WHAT IS EXPECTED. For the listing below, give the count of lines containing "dólares", and no other text.

PROVIDED MATERIAL.

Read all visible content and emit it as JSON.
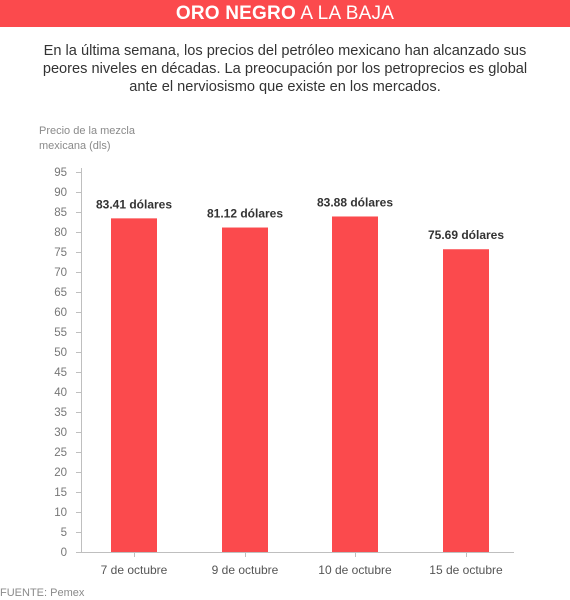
{
  "header": {
    "title_bold": "ORO NEGRO",
    "title_rest": "A LA BAJA"
  },
  "subtitle": "En la última semana, los precios del petróleo mexicano han alcanzado sus peores niveles en décadas. La preocupación por los petroprecios es global ante el nerviosismo que existe en los mercados.",
  "chart_data": {
    "type": "bar",
    "ylabel": "Precio de la mezcla mexicana (dls)",
    "xlabel": "",
    "categories": [
      "7 de octubre",
      "9 de octubre",
      "10 de octubre",
      "15 de octubre"
    ],
    "values": [
      83.41,
      81.12,
      83.88,
      75.69
    ],
    "data_labels": [
      "83.41 dólares",
      "81.12 dólares",
      "83.88 dólares",
      "75.69 dólares"
    ],
    "ylim": [
      0,
      95
    ],
    "yticks": [
      0,
      5,
      10,
      15,
      20,
      25,
      30,
      35,
      40,
      45,
      50,
      55,
      60,
      65,
      70,
      75,
      80,
      85,
      90,
      95
    ],
    "bar_color": "#fb4a4d",
    "grid": false
  },
  "footer": {
    "source": "FUENTE: Pemex"
  },
  "colors": {
    "accent": "#fb4a4d",
    "axis": "#bfbfbf"
  }
}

FINAL ANSWER. 4